### Written request
Wherever the word "this" turns up in a line of the entries, copy that line.

>> BEGIN

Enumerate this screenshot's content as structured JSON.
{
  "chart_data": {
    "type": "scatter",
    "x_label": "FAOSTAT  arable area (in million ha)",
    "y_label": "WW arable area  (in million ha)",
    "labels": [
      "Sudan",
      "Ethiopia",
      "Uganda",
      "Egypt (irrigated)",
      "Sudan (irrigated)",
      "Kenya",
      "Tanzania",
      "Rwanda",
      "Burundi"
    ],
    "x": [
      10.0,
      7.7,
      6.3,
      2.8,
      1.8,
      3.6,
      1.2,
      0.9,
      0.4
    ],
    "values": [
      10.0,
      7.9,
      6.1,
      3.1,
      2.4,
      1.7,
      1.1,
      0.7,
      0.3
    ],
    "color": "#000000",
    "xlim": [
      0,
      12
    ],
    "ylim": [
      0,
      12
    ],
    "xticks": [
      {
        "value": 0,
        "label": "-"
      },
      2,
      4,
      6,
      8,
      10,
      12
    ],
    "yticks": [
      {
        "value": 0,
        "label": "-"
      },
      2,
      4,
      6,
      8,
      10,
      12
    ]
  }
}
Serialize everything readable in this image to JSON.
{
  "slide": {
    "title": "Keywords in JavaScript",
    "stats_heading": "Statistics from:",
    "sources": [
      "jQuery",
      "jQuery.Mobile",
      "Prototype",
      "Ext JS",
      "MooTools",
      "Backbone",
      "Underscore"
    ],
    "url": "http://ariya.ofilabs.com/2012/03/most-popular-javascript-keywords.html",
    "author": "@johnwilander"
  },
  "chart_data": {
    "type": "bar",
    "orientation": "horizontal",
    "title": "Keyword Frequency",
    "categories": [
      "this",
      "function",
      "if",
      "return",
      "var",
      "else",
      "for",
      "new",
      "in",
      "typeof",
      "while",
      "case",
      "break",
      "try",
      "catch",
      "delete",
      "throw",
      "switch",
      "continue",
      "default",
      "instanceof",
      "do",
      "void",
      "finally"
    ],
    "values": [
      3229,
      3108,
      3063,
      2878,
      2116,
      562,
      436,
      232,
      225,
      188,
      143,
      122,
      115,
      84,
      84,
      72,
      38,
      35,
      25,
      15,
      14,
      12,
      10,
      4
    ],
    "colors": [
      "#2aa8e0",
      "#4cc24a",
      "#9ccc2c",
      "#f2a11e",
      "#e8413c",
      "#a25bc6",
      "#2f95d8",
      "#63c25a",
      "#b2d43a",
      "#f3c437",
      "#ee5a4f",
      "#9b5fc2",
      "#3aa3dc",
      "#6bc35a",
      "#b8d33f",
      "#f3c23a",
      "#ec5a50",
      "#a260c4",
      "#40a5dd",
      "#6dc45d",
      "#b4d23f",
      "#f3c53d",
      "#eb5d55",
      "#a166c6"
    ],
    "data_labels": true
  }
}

>> END

### Result below
Enumerate this screenshot's content as structured JSON.
Serialize everything readable in this image to JSON.
      "this",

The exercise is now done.